--- Dataset entries on figures ---
■ ■ ■

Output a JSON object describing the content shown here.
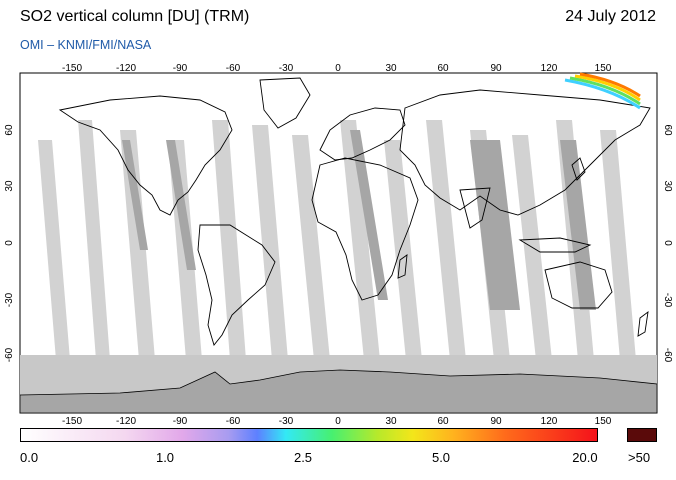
{
  "header": {
    "title": "SO2 vertical column [DU] (TRM)",
    "date": "24 July 2012",
    "source": "OMI  –  KNMI/FMI/NASA"
  },
  "map": {
    "lon_ticks": [
      "-150",
      "-120",
      "-90",
      "-60",
      "-30",
      "0",
      "30",
      "60",
      "90",
      "120",
      "150"
    ],
    "lat_ticks": [
      "60",
      "30",
      "0",
      "-30",
      "-60"
    ],
    "colors": {
      "ocean": "#ffffff",
      "land_outline": "#000000",
      "swath_light": "#d2d2d2",
      "swath_dark": "#a6a6a6",
      "polar_fill": "#c8c8c8"
    }
  },
  "colorbar": {
    "labels": [
      "0.0",
      "1.0",
      "2.5",
      "5.0",
      "20.0"
    ],
    "overflow_label": ">50",
    "overflow_color": "#5a0a0a"
  }
}
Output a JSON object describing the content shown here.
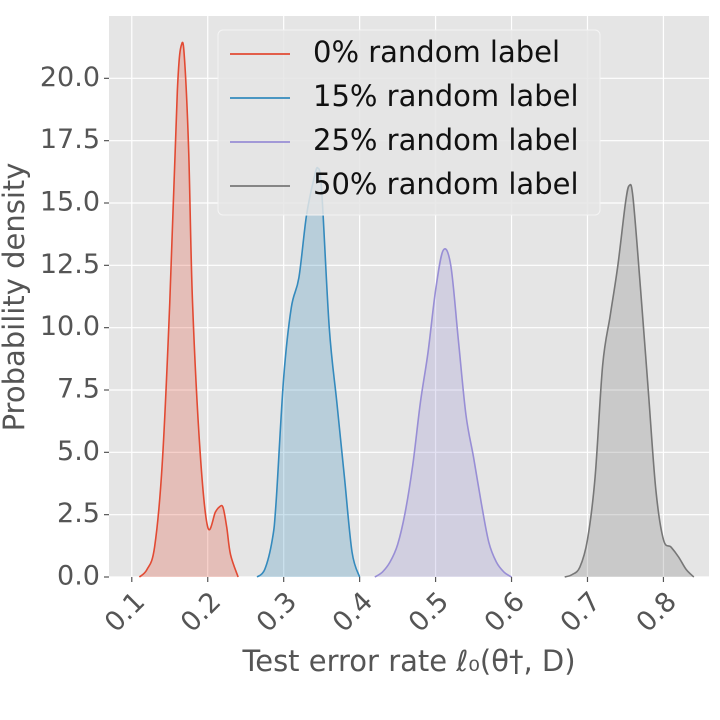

■ ■ ■

Repeat the material above verbatim. Leave the pictures behind.

Output a JSON object describing the content shown here.
{
  "header": {
    "title": "SO2 vertical column [DU] (TRM)",
    "date": "24 July 2012",
    "source": "OMI  –  KNMI/FMI/NASA"
  },
  "map": {
    "lon_ticks": [
      "-150",
      "-120",
      "-90",
      "-60",
      "-30",
      "0",
      "30",
      "60",
      "90",
      "120",
      "150"
    ],
    "lat_ticks": [
      "60",
      "30",
      "0",
      "-30",
      "-60"
    ],
    "colors": {
      "ocean": "#ffffff",
      "land_outline": "#000000",
      "swath_light": "#d2d2d2",
      "swath_dark": "#a6a6a6",
      "polar_fill": "#c8c8c8"
    }
  },
  "colorbar": {
    "labels": [
      "0.0",
      "1.0",
      "2.5",
      "5.0",
      "20.0"
    ],
    "overflow_label": ">50",
    "overflow_color": "#5a0a0a"
  }
}
Output a JSON object describing the content shown here.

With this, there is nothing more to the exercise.